Document segment:
Yesterday I was feeling distinctly uncharitable toward the previous owner as we did the walk-through of our new home.

I guess Ms. Previous Owner felt that since she was moving in two months she didn’t need to do anything, like mow the grass, remove her trash, or sweep up bug carcasses.
.
All throughout the walk-through, Chris and the Realtor kept looking at me expectantly like they were waiting for something.
I finally figured out that they were waiting for me to be happy. Every step of the way, through every challenge, I had been ecstatic, grateful, and happy. And here I was raining on their parade when they wanted to celebrate.
Get angry.
We think that living peacefully means never getting angry and living in perpetual sunshine. Yet how can we be live on purpose, authentically, if we are constantly judging and censoring everything that we do and think? Our job is not to ignore and suppress emotions we consider negative. By doing that, we are assuming that we are supposed to ‘be’ a certain way and we make the presumption that anger is ‘bad’.
You shouldn’t anything.
Thinking that we ’should’ be happy all the time is just as bad as thinking we ’should’ be richer. It was the ’should’ that helped create my unhappiness in the first place! It wasn’t the dirty house that upset me, it was the thought that the house ’should’ be a certain way.

Complete the following:
[1] In the post about the new-home walk-through, who kept looking expectantly at the writer?
[2] According to the post about the new-home walk-through, which tasks did the previous owner leave undone? List each one.
[3] Carry on the post about the new-home walk-through and anger, starting after its final sentence.
The records have nothing to do with the post above.

Element and region listings

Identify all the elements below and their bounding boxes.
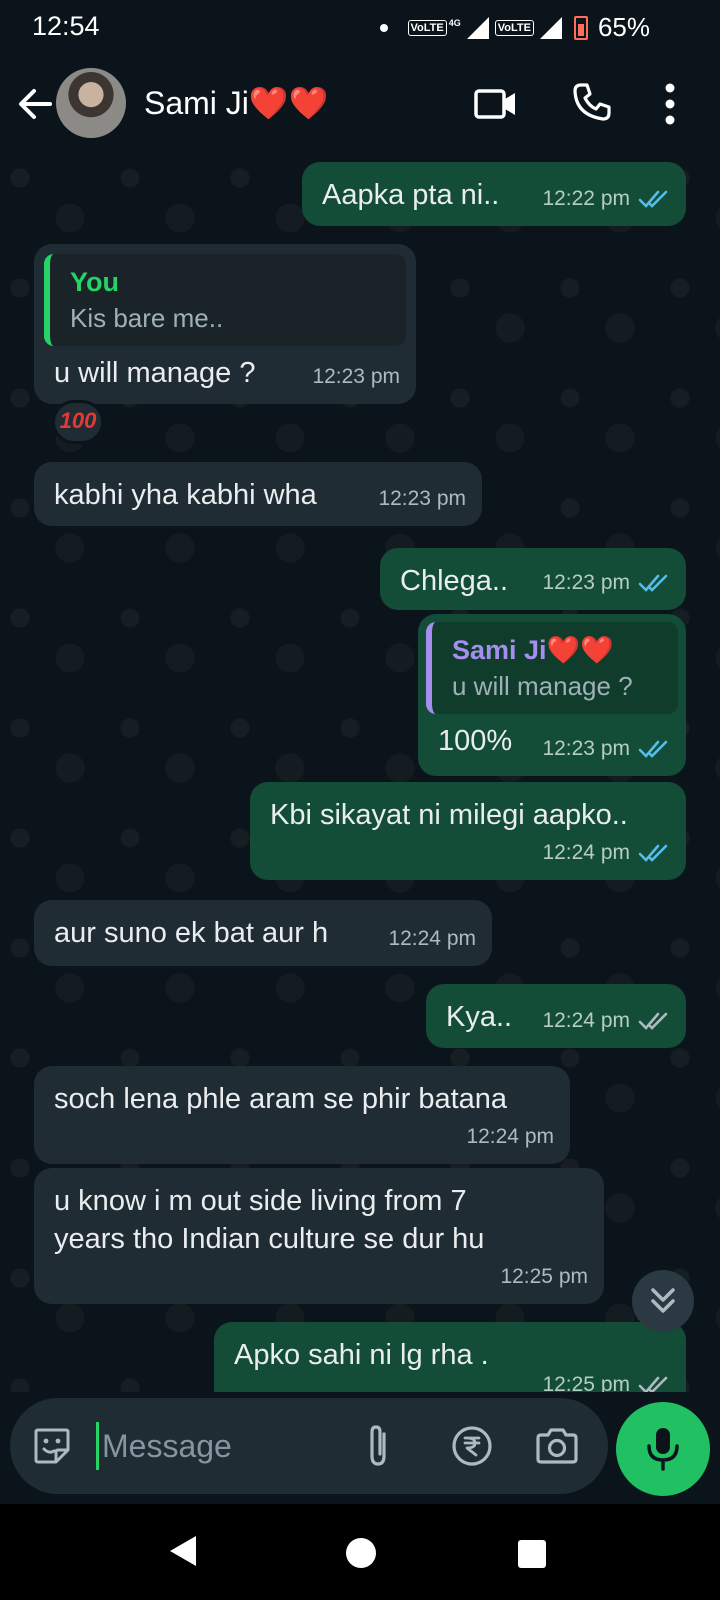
nav-home-icon[interactable] <box>346 1538 376 1568</box>
message-bubble[interactable]: Kbi sikayat ni milegi aapko.. 12:24 pm <box>250 782 686 880</box>
message-bubble[interactable]: You Kis bare me.. u will manage ? 12:23 … <box>34 244 416 404</box>
voice-record-button[interactable] <box>616 1402 710 1496</box>
network-type: 4G <box>448 17 461 28</box>
chat-header: Sami Ji❤️❤️ <box>0 54 720 158</box>
message-meta: 12:24 pm <box>388 920 476 958</box>
message-list[interactable]: Aapka pta ni.. 12:22 pm You Kis bare me.… <box>0 158 720 1392</box>
message-time: 12:24 pm <box>542 1009 630 1032</box>
voice-call-icon[interactable] <box>572 82 612 122</box>
message-meta: 12:23 pm <box>378 480 466 518</box>
message-meta: 12:24 pm <box>466 1118 554 1156</box>
read-ticks-icon <box>638 190 668 208</box>
message-text: Chlega.. <box>400 565 509 597</box>
contact-name[interactable]: Sami Ji❤️❤️ <box>144 84 329 122</box>
message-time: 12:23 pm <box>542 737 630 760</box>
reply-author: Sami Ji❤️❤️ <box>452 635 614 665</box>
scroll-to-bottom-button[interactable] <box>632 1270 694 1332</box>
message-time: 12:23 pm <box>542 571 630 594</box>
message-meta: 12:23 pm <box>542 730 670 768</box>
status-time: 12:54 <box>32 11 100 41</box>
message-bubble[interactable]: u know i m out side living from 7 years … <box>34 1168 604 1304</box>
read-ticks-icon <box>638 844 668 862</box>
message-text: kabhi yha kabhi wha <box>54 479 317 511</box>
quoted-reply[interactable]: Sami Ji❤️❤️ u will manage ? <box>426 622 678 714</box>
camera-icon[interactable] <box>534 1426 580 1466</box>
back-arrow-icon[interactable] <box>16 84 52 124</box>
message-bubble[interactable]: kabhi yha kabhi wha 12:23 pm <box>34 462 482 526</box>
battery-percent: 65% <box>597 12 650 42</box>
message-text: soch lena phle aram se phir batana <box>54 1083 508 1115</box>
volte-icon: VoLTE <box>407 19 447 36</box>
delivered-ticks-icon <box>638 1012 668 1030</box>
message-text: Kya.. <box>446 1001 513 1033</box>
message-time: 12:24 pm <box>388 927 476 950</box>
message-meta: 12:24 pm <box>542 1002 670 1040</box>
more-options-icon[interactable] <box>664 82 676 126</box>
message-meta: 12:23 pm <box>542 564 670 602</box>
message-time: 12:22 pm <box>542 187 630 210</box>
battery-icon <box>573 15 588 40</box>
avatar[interactable] <box>56 68 126 138</box>
message-text: u will manage ? <box>54 357 256 389</box>
message-text: 100% <box>438 725 513 757</box>
emoji-sticker-icon[interactable] <box>32 1426 72 1466</box>
quoted-reply[interactable]: You Kis bare me.. <box>44 254 406 346</box>
status-icons: VoLTE 4G VoLTE 65% <box>379 12 650 43</box>
video-call-icon[interactable] <box>474 84 518 124</box>
message-meta: 12:22 pm <box>542 180 670 218</box>
reply-text: u will manage ? <box>452 671 633 701</box>
attachment-icon[interactable] <box>360 1422 396 1470</box>
message-bubble[interactable]: aur suno ek bat aur h 12:24 pm <box>34 900 492 966</box>
message-time: 12:25 pm <box>542 1373 630 1392</box>
double-chevron-down-icon <box>651 1288 675 1313</box>
message-time: 12:25 pm <box>500 1265 588 1288</box>
message-time: 12:23 pm <box>312 365 400 388</box>
volte-icon-2: VoLTE <box>494 19 534 36</box>
delivered-ticks-icon <box>638 1376 668 1392</box>
nav-back-icon[interactable] <box>168 1534 198 1568</box>
rupee-payment-icon[interactable] <box>450 1424 494 1468</box>
message-text: Apko sahi ni lg rha . <box>234 1339 489 1371</box>
message-meta: 12:25 pm <box>542 1366 670 1392</box>
message-bubble[interactable]: Kya.. 12:24 pm <box>426 984 686 1048</box>
message-meta: 12:25 pm <box>500 1258 588 1296</box>
message-time: 12:24 pm <box>542 841 630 864</box>
message-meta: 12:23 pm <box>312 358 400 396</box>
message-input[interactable] <box>102 1416 342 1476</box>
message-text: aur suno ek bat aur h <box>54 917 329 949</box>
microphone-icon <box>647 1428 679 1471</box>
message-time: 12:23 pm <box>378 487 466 510</box>
message-bubble[interactable]: soch lena phle aram se phir batana 12:24… <box>34 1066 570 1164</box>
message-meta: 12:24 pm <box>542 834 670 872</box>
message-bubble[interactable]: Sami Ji❤️❤️ u will manage ? 100% 12:23 p… <box>418 614 686 776</box>
message-time: 12:24 pm <box>466 1125 554 1148</box>
message-text: Kbi sikayat ni milegi aapko.. <box>270 799 628 831</box>
status-bar: 12:54 VoLTE 4G VoLTE 65% <box>0 0 720 54</box>
read-ticks-icon <box>638 740 668 758</box>
signal-icon <box>466 16 489 39</box>
text-cursor <box>96 1422 99 1470</box>
reply-text: Kis bare me.. <box>70 303 224 333</box>
reaction-badge[interactable]: 100 <box>52 400 104 444</box>
system-navigation-bar <box>0 1504 720 1600</box>
message-bubble[interactable]: Aapka pta ni.. 12:22 pm <box>302 162 686 226</box>
reply-author: You <box>70 267 119 297</box>
notification-dot-icon <box>379 23 388 32</box>
signal-icon-2 <box>539 16 562 39</box>
message-bubble[interactable]: Chlega.. 12:23 pm <box>380 548 686 610</box>
message-text: u know i m out side living from 7 years … <box>54 1185 485 1255</box>
message-composer <box>10 1398 608 1494</box>
message-bubble[interactable]: Apko sahi ni lg rha . 12:25 pm <box>214 1322 686 1392</box>
message-text: Aapka pta ni.. <box>322 179 500 211</box>
nav-recents-icon[interactable] <box>518 1540 546 1568</box>
read-ticks-icon <box>638 574 668 592</box>
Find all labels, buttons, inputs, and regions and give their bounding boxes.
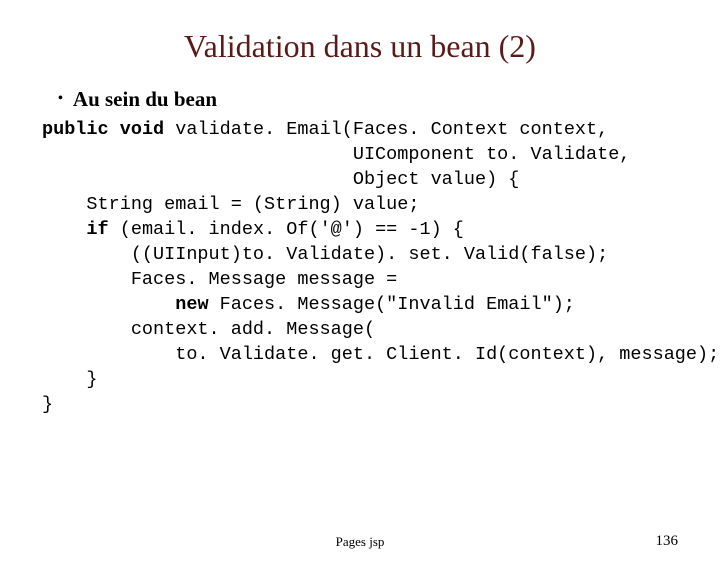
- keyword-if: if: [86, 219, 108, 240]
- slide-title: Validation dans un bean (2): [0, 28, 720, 65]
- code-line-7: Faces. Message message =: [42, 269, 397, 290]
- code-line-3: Object value) {: [42, 169, 519, 190]
- code-line-10: to. Validate. get. Client. Id(context), …: [42, 344, 719, 365]
- bullet-text: Au sein du bean: [73, 87, 217, 111]
- code-line-8: Faces. Message("Invalid Email");: [209, 294, 575, 315]
- keyword-new: new: [175, 294, 208, 315]
- slide: Validation dans un bean (2) • Au sein du …: [0, 28, 720, 568]
- code-block: public void validate. Email(Faces. Conte…: [42, 118, 720, 418]
- code-line-4: String email = (String) value;: [42, 194, 419, 215]
- code-line-5: (email. index. Of('@') == -1) {: [109, 219, 464, 240]
- code-line-1: validate. Email(Faces. Context context,: [164, 119, 608, 140]
- code-line-11: }: [42, 369, 98, 390]
- code-line-6: ((UIInput)to. Validate). set. Valid(fals…: [42, 244, 608, 265]
- keyword-void: void: [120, 119, 164, 140]
- code-line-9: context. add. Message(: [42, 319, 375, 340]
- bullet-item: • Au sein du bean: [58, 87, 720, 112]
- footer-center: Pages jsp: [0, 534, 720, 550]
- bullet-icon: •: [58, 91, 63, 107]
- keyword-public: public: [42, 119, 109, 140]
- code-line-12: }: [42, 394, 53, 415]
- code-line-2: UIComponent to. Validate,: [42, 144, 630, 165]
- page-number: 136: [656, 533, 679, 550]
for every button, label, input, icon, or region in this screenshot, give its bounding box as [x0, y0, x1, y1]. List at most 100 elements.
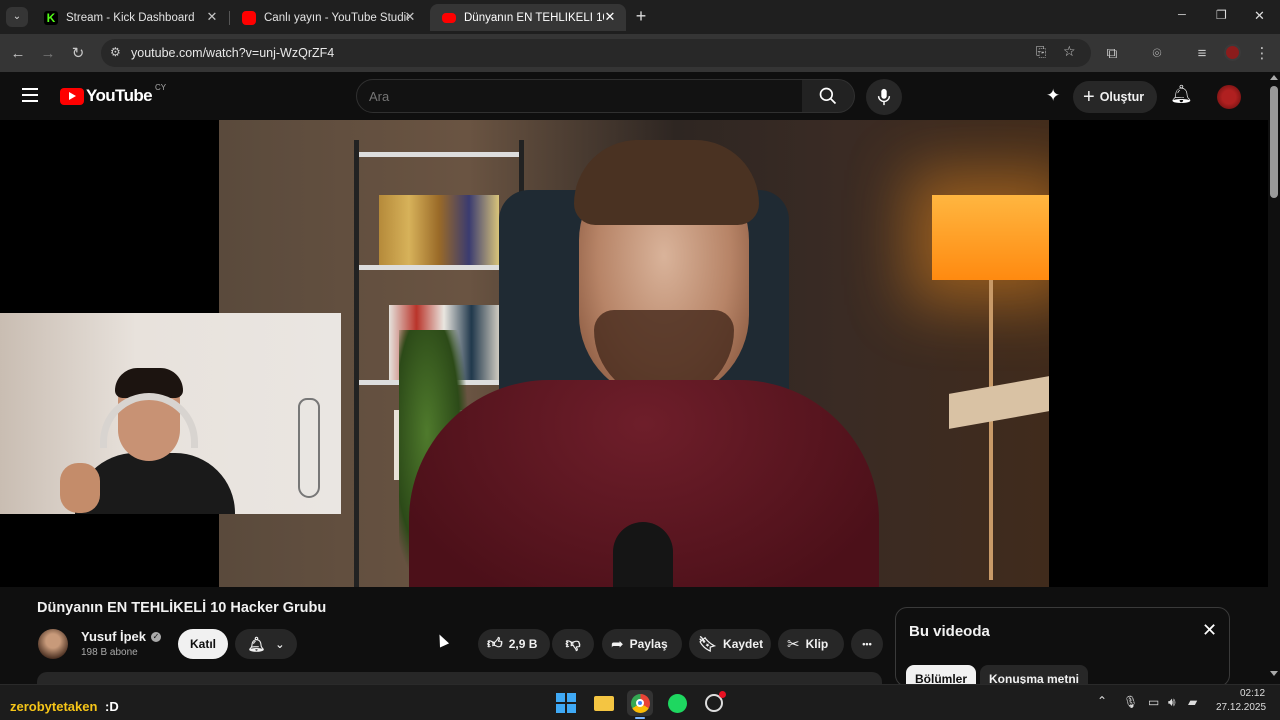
clip-button[interactable]: ✂ Klip: [778, 629, 844, 659]
tab-youtube-video[interactable]: Dünyanın EN TEHLİKELİ 10 Hac ✕: [430, 4, 626, 31]
tab-title: Stream - Kick Dashboard: [66, 11, 195, 24]
headphones-icon: [100, 393, 198, 448]
subscription-bell-button[interactable]: 🔔︎ ⌄: [235, 629, 297, 659]
share-button[interactable]: ➦ Paylaş: [602, 629, 682, 659]
forward-icon[interactable]: →: [38, 43, 58, 63]
tray-network-icon[interactable]: ▭: [1148, 695, 1159, 709]
tray-volume-icon[interactable]: 🔊︎: [1168, 695, 1176, 710]
install-icon[interactable]: ⎘: [1036, 44, 1046, 60]
bookmark-star-icon[interactable]: ☆: [1063, 43, 1076, 60]
close-icon[interactable]: ✕: [402, 9, 418, 25]
channel-avatar[interactable]: [38, 629, 68, 659]
tray-overflow-icon[interactable]: ⌃: [1097, 694, 1107, 708]
chrome-icon[interactable]: [627, 690, 653, 716]
scroll-thumb[interactable]: [1270, 86, 1278, 198]
like-button[interactable]: 👍︎ 2,9 B: [478, 629, 550, 659]
tab-search-button[interactable]: ⌄: [6, 7, 28, 27]
browser-toolbar: ← → ↻ ⚙ youtube.com/watch?v=unj-WzQrZF4 …: [0, 34, 1280, 72]
tray-microphone-icon[interactable]: 🎙︎: [1123, 695, 1138, 709]
panel-close-icon[interactable]: ✕: [1202, 620, 1217, 641]
youtube-logo[interactable]: YouTube CY: [60, 82, 167, 106]
tab-title: Canlı yayın - YouTube Studio: [264, 11, 409, 24]
like-count: 2,9 B: [508, 637, 538, 651]
clock-time[interactable]: 02:12: [1240, 688, 1265, 699]
extensions-icon[interactable]: ⧉: [1102, 43, 1122, 63]
youtube-header: YouTube CY ✦ + Oluştur 🔔︎: [0, 72, 1268, 120]
youtube-studio-icon: [242, 10, 256, 25]
chrome-active-indicator: [635, 717, 645, 719]
streamer-tag: zerobytetaken :D: [10, 699, 119, 714]
guitar: [298, 398, 320, 498]
more-icon: •••: [862, 639, 872, 649]
notifications-bell-icon[interactable]: 🔔︎: [1170, 84, 1193, 105]
chevron-down-icon: ⌄: [275, 638, 285, 651]
bookmark-icon: 🔖︎: [698, 636, 718, 653]
media-control-icon[interactable]: ≡: [1192, 43, 1212, 63]
file-explorer-icon[interactable]: [591, 690, 617, 716]
microphone-icon: [877, 88, 891, 106]
url-text: youtube.com/watch?v=unj-WzQrZF4: [131, 46, 335, 60]
site-info-icon[interactable]: ⚙: [110, 45, 121, 59]
profile-avatar[interactable]: [1224, 44, 1241, 61]
minimize-icon[interactable]: ─: [1178, 9, 1186, 21]
tray-battery-icon[interactable]: ▰: [1188, 695, 1197, 709]
hamburger-menu-icon[interactable]: [22, 88, 38, 102]
streamer-name: zerobytetaken: [10, 699, 98, 714]
youtube-icon: [442, 12, 456, 23]
lamp-stand: [989, 280, 993, 580]
tab-youtube-studio[interactable]: Canlı yayın - YouTube Studio ✕: [230, 4, 426, 31]
create-button[interactable]: + Oluştur: [1073, 81, 1157, 113]
dislike-button[interactable]: 👎︎: [552, 629, 594, 659]
create-label: Oluştur: [1099, 90, 1145, 104]
search-button[interactable]: [802, 79, 855, 113]
maximize-icon[interactable]: ❐: [1216, 8, 1227, 22]
kick-icon: K: [44, 10, 58, 25]
plus-icon: +: [1083, 86, 1095, 108]
video-frame: [219, 120, 1049, 587]
scroll-down-icon[interactable]: [1270, 671, 1278, 676]
webcam-overlay: [0, 313, 341, 514]
tab-kick-dashboard[interactable]: K Stream - Kick Dashboard ✕: [32, 4, 228, 31]
subscriber-count: 198 B abone: [81, 647, 138, 658]
reload-icon[interactable]: ↻: [68, 43, 88, 63]
channel-name[interactable]: Yusuf İpek ✓: [81, 629, 162, 644]
save-label: Kaydet: [723, 637, 764, 651]
address-bar[interactable]: ⚙ youtube.com/watch?v=unj-WzQrZF4 ⎘ ☆: [101, 39, 1091, 67]
channel-name-text: Yusuf İpek: [81, 629, 147, 644]
video-player[interactable]: [0, 120, 1268, 587]
account-avatar[interactable]: [1217, 85, 1241, 109]
clock-date[interactable]: 27.12.2025: [1216, 702, 1266, 713]
video-title: Dünyanın EN TEHLİKELİ 10 Hacker Grubu: [37, 600, 327, 616]
scroll-up-icon[interactable]: [1270, 75, 1278, 80]
window-close-icon[interactable]: ✕: [1254, 8, 1265, 24]
search-input[interactable]: [369, 87, 789, 105]
close-icon[interactable]: ✕: [204, 9, 220, 25]
app-icon[interactable]: [701, 690, 727, 716]
search-box[interactable]: [356, 79, 803, 113]
piano-desk: [949, 376, 1049, 429]
country-code: CY: [155, 82, 167, 92]
thumbs-up-icon: 👍︎: [487, 635, 503, 652]
page-scrollbar[interactable]: [1268, 72, 1280, 684]
voice-search-button[interactable]: [866, 79, 902, 115]
more-actions-button[interactable]: •••: [851, 629, 883, 659]
verified-check-icon: ✓: [151, 631, 162, 642]
bell-icon: 🔔︎: [247, 635, 266, 652]
share-icon: ➦: [611, 636, 624, 653]
screenshot-icon[interactable]: ⌾: [1147, 43, 1167, 63]
share-label: Paylaş: [629, 637, 668, 651]
gemini-sparkle-icon[interactable]: ✦: [1046, 86, 1060, 106]
windows-start-icon[interactable]: [553, 690, 579, 716]
save-button[interactable]: 🔖︎ Kaydet: [689, 629, 771, 659]
spotify-icon[interactable]: [664, 690, 690, 716]
new-tab-button[interactable]: +: [632, 6, 650, 27]
back-icon[interactable]: ←: [8, 43, 28, 63]
menu-icon[interactable]: ⋮: [1252, 43, 1272, 63]
youtube-play-icon: [60, 87, 84, 105]
search-icon: [819, 87, 837, 105]
mouse-cursor-icon: [434, 632, 450, 648]
browser-tab-strip: ⌄ K Stream - Kick Dashboard ✕ Canlı yayı…: [0, 0, 1280, 34]
youtube-wordmark: YouTube: [86, 86, 153, 105]
close-icon[interactable]: ✕: [602, 9, 618, 25]
join-button[interactable]: Katıl: [178, 629, 228, 659]
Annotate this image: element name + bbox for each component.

Per-task answers:
[1] Chris and the Realtor

[2]
- Mow the grass
- Remove her trash
- Sweep up bug carcasses

[3]
Anger: Not The Problem
Anger is simply a sign that something, internally or externally, is out of whack. Anger can be an incredible indicator, like pain. So don’t ever ignore your anger because it might be trying to tell you something. No one, however, wants to walk around pissed off all the time either. That doesn’t serve anyone and worse of all - it’s an indication that you aren’t addressing whatever it is that you need to address.
Be a love boomerang.
Living from love, completely, all of the time is definitely possible, but also something that is definitely graduate level. The first goal is not to live in love all the time, but come back to love all the time. Most people are going to get ticked off or frustrated or sad. You shouldn’t feel bad when you do, just come back to living from love.
And, luckily, that’s pretty easy. The first and main step to bringing yourself back to a place of love is to sit in gratitude. That’s it.
I’ll start.
Dear Ms. Previous Owner,
I am truly grateful that you came down in your offer price and that you left the gas logs. I am grateful that you kept your cabinets in good condition. And, above all, I am grateful that you picked us to live in your home.
Sincerely, Hayden Tompkins

P.S. I would also be incredibly grateful if you mowed the lawn before you left!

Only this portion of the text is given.